## Given request:
Gather each line of the entries below that includes "center".

Stored entries:
==============================
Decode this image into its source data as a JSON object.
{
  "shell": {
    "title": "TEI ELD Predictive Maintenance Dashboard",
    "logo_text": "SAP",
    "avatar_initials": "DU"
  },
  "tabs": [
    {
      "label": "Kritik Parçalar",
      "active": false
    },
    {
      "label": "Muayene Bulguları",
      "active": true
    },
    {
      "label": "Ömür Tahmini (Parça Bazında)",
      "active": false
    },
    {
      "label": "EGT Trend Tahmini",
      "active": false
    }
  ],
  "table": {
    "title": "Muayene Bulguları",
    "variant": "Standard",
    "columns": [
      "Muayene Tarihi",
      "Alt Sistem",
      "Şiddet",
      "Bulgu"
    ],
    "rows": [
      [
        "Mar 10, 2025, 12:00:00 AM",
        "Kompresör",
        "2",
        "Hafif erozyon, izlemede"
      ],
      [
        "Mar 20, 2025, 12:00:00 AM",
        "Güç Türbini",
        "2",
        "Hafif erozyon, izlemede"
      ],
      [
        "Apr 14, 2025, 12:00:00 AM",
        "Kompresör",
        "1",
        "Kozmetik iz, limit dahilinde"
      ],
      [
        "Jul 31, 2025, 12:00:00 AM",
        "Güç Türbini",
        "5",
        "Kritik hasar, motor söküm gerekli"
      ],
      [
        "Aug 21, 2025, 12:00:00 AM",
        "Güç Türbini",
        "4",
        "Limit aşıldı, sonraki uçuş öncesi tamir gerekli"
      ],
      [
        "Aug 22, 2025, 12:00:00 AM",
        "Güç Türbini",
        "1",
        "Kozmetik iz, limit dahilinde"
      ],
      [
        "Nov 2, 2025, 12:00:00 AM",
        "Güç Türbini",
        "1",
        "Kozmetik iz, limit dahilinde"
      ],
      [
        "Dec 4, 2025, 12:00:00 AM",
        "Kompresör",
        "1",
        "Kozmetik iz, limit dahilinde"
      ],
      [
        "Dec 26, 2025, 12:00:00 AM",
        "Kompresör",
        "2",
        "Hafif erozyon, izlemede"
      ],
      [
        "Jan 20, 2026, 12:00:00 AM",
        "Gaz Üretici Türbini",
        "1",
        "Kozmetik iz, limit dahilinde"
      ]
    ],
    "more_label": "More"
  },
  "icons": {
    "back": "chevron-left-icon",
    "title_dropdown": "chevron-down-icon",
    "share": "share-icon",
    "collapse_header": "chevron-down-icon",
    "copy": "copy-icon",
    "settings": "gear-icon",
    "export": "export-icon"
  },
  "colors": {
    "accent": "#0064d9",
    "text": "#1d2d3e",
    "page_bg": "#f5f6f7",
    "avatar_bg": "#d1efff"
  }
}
==============================
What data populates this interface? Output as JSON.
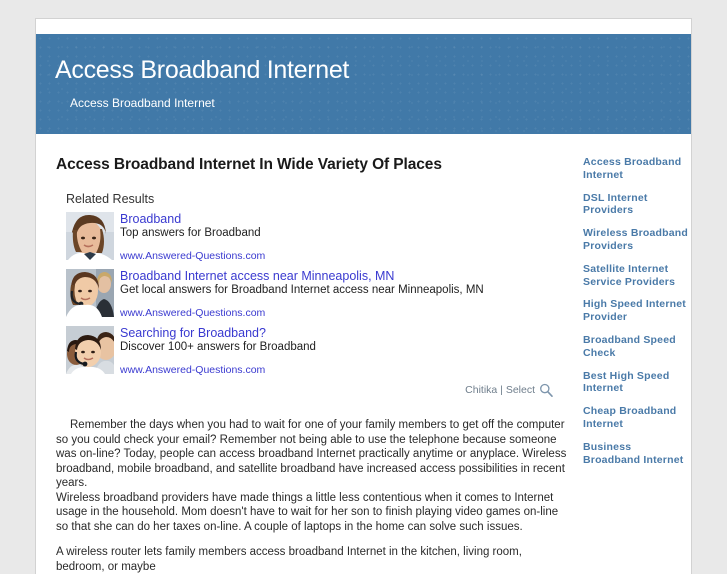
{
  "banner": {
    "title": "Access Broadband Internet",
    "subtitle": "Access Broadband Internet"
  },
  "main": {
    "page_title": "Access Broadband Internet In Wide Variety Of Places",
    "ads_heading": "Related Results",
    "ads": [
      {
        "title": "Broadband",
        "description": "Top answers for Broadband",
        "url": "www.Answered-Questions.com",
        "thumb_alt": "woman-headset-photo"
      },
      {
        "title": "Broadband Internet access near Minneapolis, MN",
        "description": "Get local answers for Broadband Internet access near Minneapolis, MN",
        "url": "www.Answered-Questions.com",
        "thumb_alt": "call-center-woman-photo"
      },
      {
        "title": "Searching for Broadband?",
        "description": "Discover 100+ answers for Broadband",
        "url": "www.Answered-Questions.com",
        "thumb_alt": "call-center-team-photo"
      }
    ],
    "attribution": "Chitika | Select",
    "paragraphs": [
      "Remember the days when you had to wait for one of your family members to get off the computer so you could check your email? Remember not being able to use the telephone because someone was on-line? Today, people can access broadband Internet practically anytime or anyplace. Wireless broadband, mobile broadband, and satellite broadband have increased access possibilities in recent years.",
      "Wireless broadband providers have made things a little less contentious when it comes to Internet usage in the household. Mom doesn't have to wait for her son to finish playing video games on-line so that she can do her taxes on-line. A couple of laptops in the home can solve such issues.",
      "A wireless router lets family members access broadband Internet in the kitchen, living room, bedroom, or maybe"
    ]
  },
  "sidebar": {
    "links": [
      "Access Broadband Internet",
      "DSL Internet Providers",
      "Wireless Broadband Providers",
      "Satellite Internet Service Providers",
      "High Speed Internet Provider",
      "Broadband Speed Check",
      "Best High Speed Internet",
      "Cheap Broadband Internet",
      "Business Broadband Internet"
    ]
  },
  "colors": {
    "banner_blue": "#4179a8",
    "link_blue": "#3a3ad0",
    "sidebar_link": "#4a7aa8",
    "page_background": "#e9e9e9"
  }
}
==============================
## The reply:
        "thumb_alt": "call-center-woman-photo"
        "thumb_alt": "call-center-team-photo"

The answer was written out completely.